DESCRIPTION OF THE TASK
Search the data for the word "this" and copy every line that contains it.

Begin

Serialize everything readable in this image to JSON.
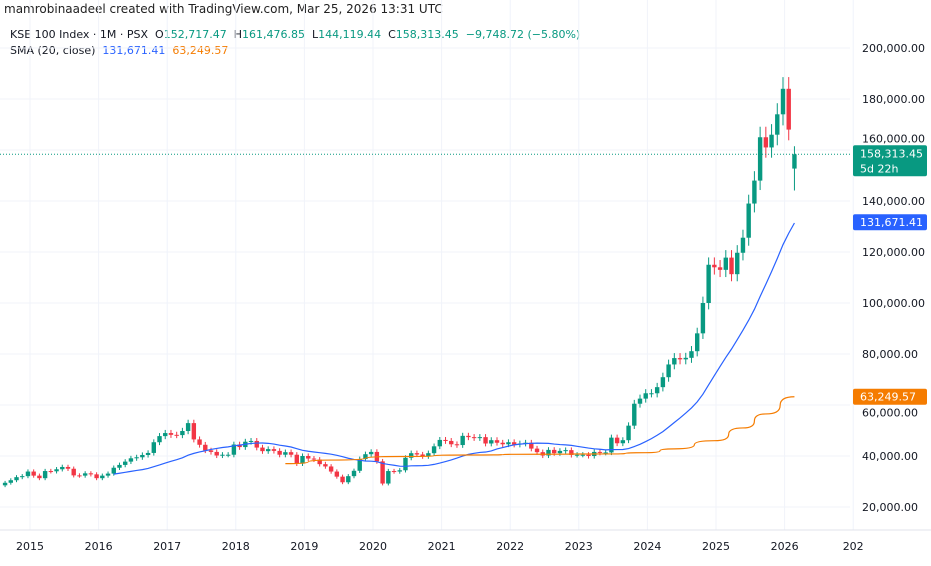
{
  "credit": "mamrobinaadeel created with TradingView.com, Mar 25, 2026 13:31 UTC",
  "legend": {
    "symbol": "KSE 100 Index · 1M · PSX",
    "o_label": "O",
    "o": "152,717.47",
    "h_label": "H",
    "h": "161,476.85",
    "l_label": "L",
    "l": "144,119.44",
    "c_label": "C",
    "c": "158,313.45",
    "change": "−9,748.72 (−5.80%)",
    "sma_label": "SMA (20, close)",
    "sma_value_1": "131,671.41",
    "sma_value_2": "63,249.57"
  },
  "price_labels": {
    "last": "158,313.45",
    "countdown": "5d 22h",
    "sma_1": "131,671.41",
    "sma_2": "63,249.57"
  },
  "colors": {
    "up": "#089981",
    "down": "#f23645",
    "sma_1": "#2962ff",
    "sma_2": "#f57c00",
    "grid": "#f0f3fa"
  },
  "chart_data": {
    "type": "candlestick",
    "interval": "1M",
    "start": "2014-09",
    "ylim": [
      12000,
      212000
    ],
    "yticks": [
      "20,000.00",
      "40,000.00",
      "60,000.00",
      "80,000.00",
      "100,000.00",
      "120,000.00",
      "140,000.00",
      "160,000.00",
      "180,000.00",
      "200,000.00"
    ],
    "ytick_values": [
      20000,
      40000,
      60000,
      80000,
      100000,
      120000,
      140000,
      160000,
      180000,
      200000
    ],
    "xticks": [
      "2015",
      "2016",
      "2017",
      "2018",
      "2019",
      "2020",
      "2021",
      "2022",
      "2023",
      "2024",
      "2025",
      "2026",
      "202"
    ],
    "grid": true,
    "first_open": 28500,
    "closes": [
      29500,
      30500,
      31700,
      32100,
      33900,
      32300,
      31300,
      34100,
      34000,
      34800,
      35700,
      35000,
      32400,
      32300,
      33200,
      32800,
      31300,
      32300,
      33100,
      35400,
      36500,
      37800,
      39100,
      39500,
      40400,
      41200,
      45400,
      47800,
      49000,
      48300,
      48200,
      49800,
      52900,
      46500,
      44400,
      42200,
      41600,
      40200,
      40500,
      40500,
      44500,
      43500,
      45600,
      45900,
      43300,
      41900,
      42700,
      42000,
      40500,
      41500,
      40500,
      37000,
      40000,
      39000,
      38600,
      36800,
      35900,
      33900,
      31900,
      29700,
      32100,
      34200,
      38800,
      40700,
      41600,
      37900,
      29200,
      34100,
      33900,
      34400,
      39300,
      41100,
      40600,
      39900,
      41100,
      43800,
      46300,
      45900,
      44600,
      44300,
      47900,
      47400,
      47100,
      47400,
      44900,
      46200,
      45200,
      44600,
      45400,
      44500,
      44900,
      45200,
      42900,
      41500,
      40200,
      42400,
      41100,
      42000,
      42300,
      40400,
      40500,
      40500,
      40000,
      41600,
      41300,
      41400,
      47200,
      45000,
      46200,
      51900,
      60500,
      62500,
      64600,
      64600,
      67000,
      70900,
      75900,
      78400,
      77900,
      78500,
      81100,
      88100,
      100000,
      115000,
      114000,
      113000,
      117800,
      111300,
      119700,
      125600,
      139000,
      148000,
      165000,
      161000,
      166000,
      174000,
      184000,
      168000,
      158313.45
    ],
    "last_candle": {
      "open": 152717.47,
      "high": 161476.85,
      "low": 144119.44,
      "close": 158313.45
    },
    "sma_1": {
      "name": "SMA (20, close)",
      "period": 20,
      "last": 131671.41
    },
    "sma_2": {
      "last": 63249.57,
      "points": [
        [
          "2018-10",
          37000
        ],
        [
          "2019-06",
          38400
        ],
        [
          "2020-06",
          39800
        ],
        [
          "2021-06",
          40400
        ],
        [
          "2022-06",
          40700
        ],
        [
          "2023-06",
          40800
        ],
        [
          "2024-01",
          41300
        ],
        [
          "2024-06",
          42800
        ],
        [
          "2025-01",
          46000
        ],
        [
          "2025-06",
          51000
        ],
        [
          "2025-10",
          56500
        ],
        [
          "2026-03",
          63249.57
        ]
      ]
    }
  }
}
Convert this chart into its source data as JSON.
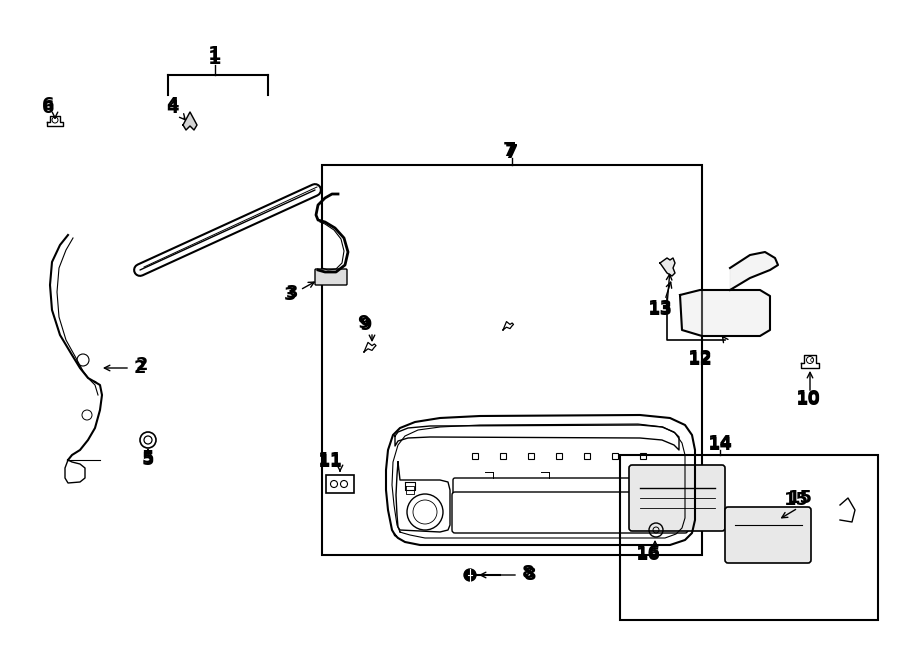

End

WORKED SOLUTION
Serialize everything readable in this image to JSON.
Convert this chart into its source data as JSON.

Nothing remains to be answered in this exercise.